◆ THE PROBLEM:
Search the data for the word "محمد". Reproduce every line where it is found.

=== DATA FOR THIS TASK ===

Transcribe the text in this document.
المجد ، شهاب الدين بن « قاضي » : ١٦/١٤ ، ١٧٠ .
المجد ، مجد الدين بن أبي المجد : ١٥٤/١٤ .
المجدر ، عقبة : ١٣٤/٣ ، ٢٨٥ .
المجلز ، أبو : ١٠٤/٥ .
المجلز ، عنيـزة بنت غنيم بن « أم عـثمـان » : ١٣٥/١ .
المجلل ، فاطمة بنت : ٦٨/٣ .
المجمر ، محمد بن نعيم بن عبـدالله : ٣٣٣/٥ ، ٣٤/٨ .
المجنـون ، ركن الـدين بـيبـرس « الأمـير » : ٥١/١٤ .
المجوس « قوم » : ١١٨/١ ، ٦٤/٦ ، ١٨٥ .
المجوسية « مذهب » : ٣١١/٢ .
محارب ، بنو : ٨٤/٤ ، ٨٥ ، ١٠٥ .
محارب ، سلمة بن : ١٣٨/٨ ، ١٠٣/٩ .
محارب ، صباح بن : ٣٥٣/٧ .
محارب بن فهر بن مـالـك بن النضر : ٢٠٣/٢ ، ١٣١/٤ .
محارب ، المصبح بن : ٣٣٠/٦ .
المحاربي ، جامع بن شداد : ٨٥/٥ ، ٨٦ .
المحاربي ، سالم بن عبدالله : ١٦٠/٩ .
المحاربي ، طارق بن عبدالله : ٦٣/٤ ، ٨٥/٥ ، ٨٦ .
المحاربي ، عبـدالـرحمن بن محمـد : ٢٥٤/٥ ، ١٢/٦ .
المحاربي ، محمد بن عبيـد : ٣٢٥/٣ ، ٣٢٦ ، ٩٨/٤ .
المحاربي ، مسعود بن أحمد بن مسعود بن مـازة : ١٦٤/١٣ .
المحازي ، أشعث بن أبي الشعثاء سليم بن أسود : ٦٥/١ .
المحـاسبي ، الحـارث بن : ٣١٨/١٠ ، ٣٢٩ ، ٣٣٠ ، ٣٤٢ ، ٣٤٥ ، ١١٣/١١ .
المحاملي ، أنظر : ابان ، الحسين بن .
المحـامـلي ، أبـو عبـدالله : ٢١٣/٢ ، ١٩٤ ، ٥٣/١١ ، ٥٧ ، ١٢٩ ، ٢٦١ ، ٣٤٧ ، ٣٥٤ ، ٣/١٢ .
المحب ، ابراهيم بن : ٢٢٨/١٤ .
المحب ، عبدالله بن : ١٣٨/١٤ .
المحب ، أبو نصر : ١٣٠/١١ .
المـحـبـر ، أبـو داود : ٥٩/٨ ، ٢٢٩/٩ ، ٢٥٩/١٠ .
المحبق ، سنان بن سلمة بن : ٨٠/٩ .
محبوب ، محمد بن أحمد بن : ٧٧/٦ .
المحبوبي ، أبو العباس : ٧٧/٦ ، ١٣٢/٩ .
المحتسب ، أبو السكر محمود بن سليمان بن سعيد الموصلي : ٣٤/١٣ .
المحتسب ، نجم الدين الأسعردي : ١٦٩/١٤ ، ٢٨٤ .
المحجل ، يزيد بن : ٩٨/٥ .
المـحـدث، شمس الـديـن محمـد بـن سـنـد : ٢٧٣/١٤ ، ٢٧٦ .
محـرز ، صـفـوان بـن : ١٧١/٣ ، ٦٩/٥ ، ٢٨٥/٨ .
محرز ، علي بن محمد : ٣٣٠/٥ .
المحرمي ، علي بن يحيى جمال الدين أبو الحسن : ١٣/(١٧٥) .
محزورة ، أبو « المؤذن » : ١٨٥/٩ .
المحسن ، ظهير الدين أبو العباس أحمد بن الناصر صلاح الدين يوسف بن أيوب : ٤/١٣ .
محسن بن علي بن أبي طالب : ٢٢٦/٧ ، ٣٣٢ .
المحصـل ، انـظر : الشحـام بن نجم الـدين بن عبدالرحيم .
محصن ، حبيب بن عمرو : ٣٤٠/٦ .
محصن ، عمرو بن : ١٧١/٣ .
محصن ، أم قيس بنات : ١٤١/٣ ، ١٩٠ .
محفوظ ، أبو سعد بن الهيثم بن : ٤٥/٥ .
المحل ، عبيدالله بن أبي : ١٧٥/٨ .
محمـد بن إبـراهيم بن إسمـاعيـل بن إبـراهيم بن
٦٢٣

===

◆ THE REPLY:
المجمر ، محمد بن نعيم بن عبـدالله : ٣٣٣/٥ ، ٣٤/٨ .
المحاربي ، محمد بن عبيـد : ٣٢٥/٣ ، ٣٢٦ ، ٩٨/٤ .
محبوب ، محمد بن أحمد بن : ٧٧/٦ .
محرز ، علي بن محمد : ٣٣٠/٥ .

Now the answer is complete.